> Objective: Copy out every one of the items below verbatim, line by line.

## begin Raw data

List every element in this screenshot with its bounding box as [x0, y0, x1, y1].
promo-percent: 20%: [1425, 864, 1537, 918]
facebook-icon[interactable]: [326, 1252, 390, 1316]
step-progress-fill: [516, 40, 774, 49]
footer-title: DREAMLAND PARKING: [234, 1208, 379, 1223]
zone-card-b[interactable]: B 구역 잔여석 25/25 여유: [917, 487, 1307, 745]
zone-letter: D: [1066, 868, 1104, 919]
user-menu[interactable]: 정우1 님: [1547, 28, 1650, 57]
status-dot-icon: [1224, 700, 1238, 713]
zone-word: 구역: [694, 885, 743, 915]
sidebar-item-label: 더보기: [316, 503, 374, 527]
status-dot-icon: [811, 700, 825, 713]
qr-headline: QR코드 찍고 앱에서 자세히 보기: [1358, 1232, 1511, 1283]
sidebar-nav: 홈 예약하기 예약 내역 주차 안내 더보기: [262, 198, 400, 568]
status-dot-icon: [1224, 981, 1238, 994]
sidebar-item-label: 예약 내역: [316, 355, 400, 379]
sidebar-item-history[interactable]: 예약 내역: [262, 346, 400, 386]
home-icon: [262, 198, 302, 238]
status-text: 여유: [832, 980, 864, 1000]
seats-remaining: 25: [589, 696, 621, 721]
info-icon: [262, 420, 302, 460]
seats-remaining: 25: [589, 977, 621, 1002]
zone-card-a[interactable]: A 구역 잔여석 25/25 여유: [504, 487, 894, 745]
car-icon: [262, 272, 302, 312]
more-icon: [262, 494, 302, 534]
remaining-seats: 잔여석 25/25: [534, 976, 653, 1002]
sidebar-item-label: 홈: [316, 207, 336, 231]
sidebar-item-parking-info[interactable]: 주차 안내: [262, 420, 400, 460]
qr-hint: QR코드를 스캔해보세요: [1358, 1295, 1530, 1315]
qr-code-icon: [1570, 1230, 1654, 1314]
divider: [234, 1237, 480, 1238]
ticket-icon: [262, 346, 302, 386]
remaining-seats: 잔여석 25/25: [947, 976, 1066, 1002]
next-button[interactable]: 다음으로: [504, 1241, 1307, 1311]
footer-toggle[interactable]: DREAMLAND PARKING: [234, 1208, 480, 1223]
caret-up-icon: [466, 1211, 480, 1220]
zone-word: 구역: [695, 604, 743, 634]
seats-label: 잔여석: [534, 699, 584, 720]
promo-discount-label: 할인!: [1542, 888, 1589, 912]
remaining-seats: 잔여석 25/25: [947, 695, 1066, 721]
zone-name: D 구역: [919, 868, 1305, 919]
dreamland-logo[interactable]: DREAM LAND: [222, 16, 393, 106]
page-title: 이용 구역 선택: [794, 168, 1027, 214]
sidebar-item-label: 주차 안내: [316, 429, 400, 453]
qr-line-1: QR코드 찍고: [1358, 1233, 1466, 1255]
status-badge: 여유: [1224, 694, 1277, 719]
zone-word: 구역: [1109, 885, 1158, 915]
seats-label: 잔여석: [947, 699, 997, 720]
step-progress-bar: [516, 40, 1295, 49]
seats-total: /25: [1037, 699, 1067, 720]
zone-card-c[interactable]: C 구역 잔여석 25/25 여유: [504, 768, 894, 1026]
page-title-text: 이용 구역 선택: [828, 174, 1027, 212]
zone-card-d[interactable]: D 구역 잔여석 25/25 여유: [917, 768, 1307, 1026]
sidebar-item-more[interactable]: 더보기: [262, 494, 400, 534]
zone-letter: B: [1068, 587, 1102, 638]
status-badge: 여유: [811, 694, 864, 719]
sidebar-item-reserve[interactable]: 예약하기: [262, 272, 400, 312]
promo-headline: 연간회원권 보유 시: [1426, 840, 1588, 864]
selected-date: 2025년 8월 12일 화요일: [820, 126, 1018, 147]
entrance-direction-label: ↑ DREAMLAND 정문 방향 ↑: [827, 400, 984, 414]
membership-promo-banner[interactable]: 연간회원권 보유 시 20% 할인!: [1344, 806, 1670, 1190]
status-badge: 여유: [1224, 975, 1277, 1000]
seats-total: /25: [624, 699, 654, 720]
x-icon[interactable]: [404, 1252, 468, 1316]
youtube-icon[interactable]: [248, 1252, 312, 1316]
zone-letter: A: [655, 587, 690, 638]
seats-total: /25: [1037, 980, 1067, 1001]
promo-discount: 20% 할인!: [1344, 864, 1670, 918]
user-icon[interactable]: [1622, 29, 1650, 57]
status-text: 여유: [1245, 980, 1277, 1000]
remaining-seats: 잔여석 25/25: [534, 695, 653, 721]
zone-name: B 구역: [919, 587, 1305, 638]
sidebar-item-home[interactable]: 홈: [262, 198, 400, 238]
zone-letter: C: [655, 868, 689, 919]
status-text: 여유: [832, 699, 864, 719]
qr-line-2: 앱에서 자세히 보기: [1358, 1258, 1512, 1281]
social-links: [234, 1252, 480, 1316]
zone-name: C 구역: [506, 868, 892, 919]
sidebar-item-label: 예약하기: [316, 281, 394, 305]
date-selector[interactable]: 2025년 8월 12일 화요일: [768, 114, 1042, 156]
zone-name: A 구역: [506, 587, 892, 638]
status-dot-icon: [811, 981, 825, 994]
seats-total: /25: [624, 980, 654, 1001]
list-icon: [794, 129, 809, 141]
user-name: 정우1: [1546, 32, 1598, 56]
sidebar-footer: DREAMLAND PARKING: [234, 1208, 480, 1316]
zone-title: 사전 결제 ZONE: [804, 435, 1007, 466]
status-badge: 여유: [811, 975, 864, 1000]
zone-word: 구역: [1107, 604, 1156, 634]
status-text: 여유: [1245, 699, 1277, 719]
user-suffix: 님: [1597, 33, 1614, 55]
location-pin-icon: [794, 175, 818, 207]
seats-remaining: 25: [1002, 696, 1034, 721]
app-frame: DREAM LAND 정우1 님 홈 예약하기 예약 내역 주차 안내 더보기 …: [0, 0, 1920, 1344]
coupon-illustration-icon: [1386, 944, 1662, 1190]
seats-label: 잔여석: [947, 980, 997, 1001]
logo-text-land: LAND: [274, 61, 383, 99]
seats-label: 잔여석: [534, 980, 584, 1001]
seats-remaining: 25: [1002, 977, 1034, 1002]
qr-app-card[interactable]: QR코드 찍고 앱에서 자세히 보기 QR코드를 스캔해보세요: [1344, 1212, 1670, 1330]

## end Raw data

> Correct response:
List every element in this screenshot with its bounding box as [x0, y0, x1, y1].
promo-percent: 20%: [1425, 864, 1537, 918]
facebook-icon[interactable]: [326, 1252, 390, 1316]
step-progress-fill: [516, 40, 774, 49]
footer-title: DREAMLAND PARKING: [234, 1208, 379, 1223]
zone-card-b[interactable]: B 구역 잔여석 25/25 여유: [917, 487, 1307, 745]
zone-letter: D: [1066, 868, 1104, 919]
user-menu[interactable]: 정우1 님: [1547, 28, 1650, 57]
status-dot-icon: [1224, 700, 1238, 713]
zone-word: 구역: [694, 885, 743, 915]
sidebar-item-label: 더보기: [316, 503, 374, 527]
status-dot-icon: [811, 700, 825, 713]
qr-headline: QR코드 찍고 앱에서 자세히 보기: [1358, 1232, 1511, 1283]
sidebar-nav: 홈 예약하기 예약 내역 주차 안내 더보기: [262, 198, 400, 568]
status-dot-icon: [1224, 981, 1238, 994]
sidebar-item-label: 예약 내역: [316, 355, 400, 379]
sidebar-item-history[interactable]: 예약 내역: [262, 346, 400, 386]
home-icon: [262, 198, 302, 238]
status-text: 여유: [832, 980, 864, 1000]
seats-remaining: 25: [589, 696, 621, 721]
info-icon: [262, 420, 302, 460]
seats-remaining: 25: [589, 977, 621, 1002]
zone-card-a[interactable]: A 구역 잔여석 25/25 여유: [504, 487, 894, 745]
car-icon: [262, 272, 302, 312]
more-icon: [262, 494, 302, 534]
remaining-seats: 잔여석 25/25: [534, 976, 653, 1002]
sidebar-item-label: 홈: [316, 207, 336, 231]
sidebar-item-parking-info[interactable]: 주차 안내: [262, 420, 400, 460]
qr-hint: QR코드를 스캔해보세요: [1358, 1295, 1530, 1315]
qr-code-icon: [1570, 1230, 1654, 1314]
divider: [234, 1237, 480, 1238]
ticket-icon: [262, 346, 302, 386]
remaining-seats: 잔여석 25/25: [947, 976, 1066, 1002]
next-button[interactable]: 다음으로: [504, 1241, 1307, 1311]
footer-toggle[interactable]: DREAMLAND PARKING: [234, 1208, 480, 1223]
caret-up-icon: [466, 1211, 480, 1220]
zone-word: 구역: [695, 604, 743, 634]
seats-label: 잔여석: [534, 699, 584, 720]
promo-discount-label: 할인!: [1542, 888, 1589, 912]
remaining-seats: 잔여석 25/25: [947, 695, 1066, 721]
zone-name: D 구역: [919, 868, 1305, 919]
dreamland-logo[interactable]: DREAM LAND: [222, 16, 393, 106]
page-title: 이용 구역 선택: [794, 168, 1027, 214]
sidebar-item-label: 주차 안내: [316, 429, 400, 453]
qr-line-1: QR코드 찍고: [1358, 1233, 1466, 1255]
status-badge: 여유: [1224, 694, 1277, 719]
zone-word: 구역: [1109, 885, 1158, 915]
seats-label: 잔여석: [947, 699, 997, 720]
step-progress-bar: [516, 40, 1295, 49]
seats-total: /25: [1037, 699, 1067, 720]
zone-card-c[interactable]: C 구역 잔여석 25/25 여유: [504, 768, 894, 1026]
page-title-text: 이용 구역 선택: [828, 174, 1027, 212]
zone-card-d[interactable]: D 구역 잔여석 25/25 여유: [917, 768, 1307, 1026]
sidebar-item-more[interactable]: 더보기: [262, 494, 400, 534]
zone-letter: B: [1068, 587, 1102, 638]
status-badge: 여유: [811, 694, 864, 719]
sidebar-item-reserve[interactable]: 예약하기: [262, 272, 400, 312]
promo-headline: 연간회원권 보유 시: [1426, 840, 1588, 864]
selected-date: 2025년 8월 12일 화요일: [820, 126, 1018, 147]
entrance-direction-label: ↑ DREAMLAND 정문 방향 ↑: [827, 400, 984, 414]
membership-promo-banner[interactable]: 연간회원권 보유 시 20% 할인!: [1344, 806, 1670, 1190]
status-badge: 여유: [1224, 975, 1277, 1000]
seats-total: /25: [624, 699, 654, 720]
x-icon[interactable]: [404, 1252, 468, 1316]
youtube-icon[interactable]: [248, 1252, 312, 1316]
zone-letter: A: [655, 587, 690, 638]
seats-total: /25: [1037, 980, 1067, 1001]
promo-discount: 20% 할인!: [1344, 864, 1670, 918]
user-icon[interactable]: [1622, 29, 1650, 57]
status-text: 여유: [1245, 980, 1277, 1000]
remaining-seats: 잔여석 25/25: [534, 695, 653, 721]
zone-name: B 구역: [919, 587, 1305, 638]
sidebar-item-home[interactable]: 홈: [262, 198, 400, 238]
zone-letter: C: [655, 868, 689, 919]
status-text: 여유: [832, 699, 864, 719]
qr-line-2: 앱에서 자세히 보기: [1358, 1258, 1512, 1281]
social-links: [234, 1252, 480, 1316]
zone-name: C 구역: [506, 868, 892, 919]
sidebar-item-label: 예약하기: [316, 281, 394, 305]
date-selector[interactable]: 2025년 8월 12일 화요일: [768, 114, 1042, 156]
zone-name: A 구역: [506, 587, 892, 638]
status-dot-icon: [811, 981, 825, 994]
seats-total: /25: [624, 980, 654, 1001]
list-icon: [794, 129, 809, 141]
user-name: 정우1: [1546, 32, 1598, 56]
sidebar-footer: DREAMLAND PARKING: [234, 1208, 480, 1316]
zone-title: 사전 결제 ZONE: [804, 435, 1007, 466]
status-badge: 여유: [811, 975, 864, 1000]
zone-word: 구역: [1107, 604, 1156, 634]
status-text: 여유: [1245, 699, 1277, 719]
user-suffix: 님: [1597, 33, 1614, 55]
location-pin-icon: [794, 175, 818, 207]
seats-remaining: 25: [1002, 696, 1034, 721]
app-frame: DREAM LAND 정우1 님 홈 예약하기 예약 내역 주차 안내 더보기 …: [0, 0, 1920, 1344]
coupon-illustration-icon: [1386, 944, 1662, 1190]
seats-label: 잔여석: [947, 980, 997, 1001]
logo-text-land: LAND: [274, 61, 383, 99]
seats-label: 잔여석: [534, 980, 584, 1001]
seats-remaining: 25: [1002, 977, 1034, 1002]
qr-app-card[interactable]: QR코드 찍고 앱에서 자세히 보기 QR코드를 스캔해보세요: [1344, 1212, 1670, 1330]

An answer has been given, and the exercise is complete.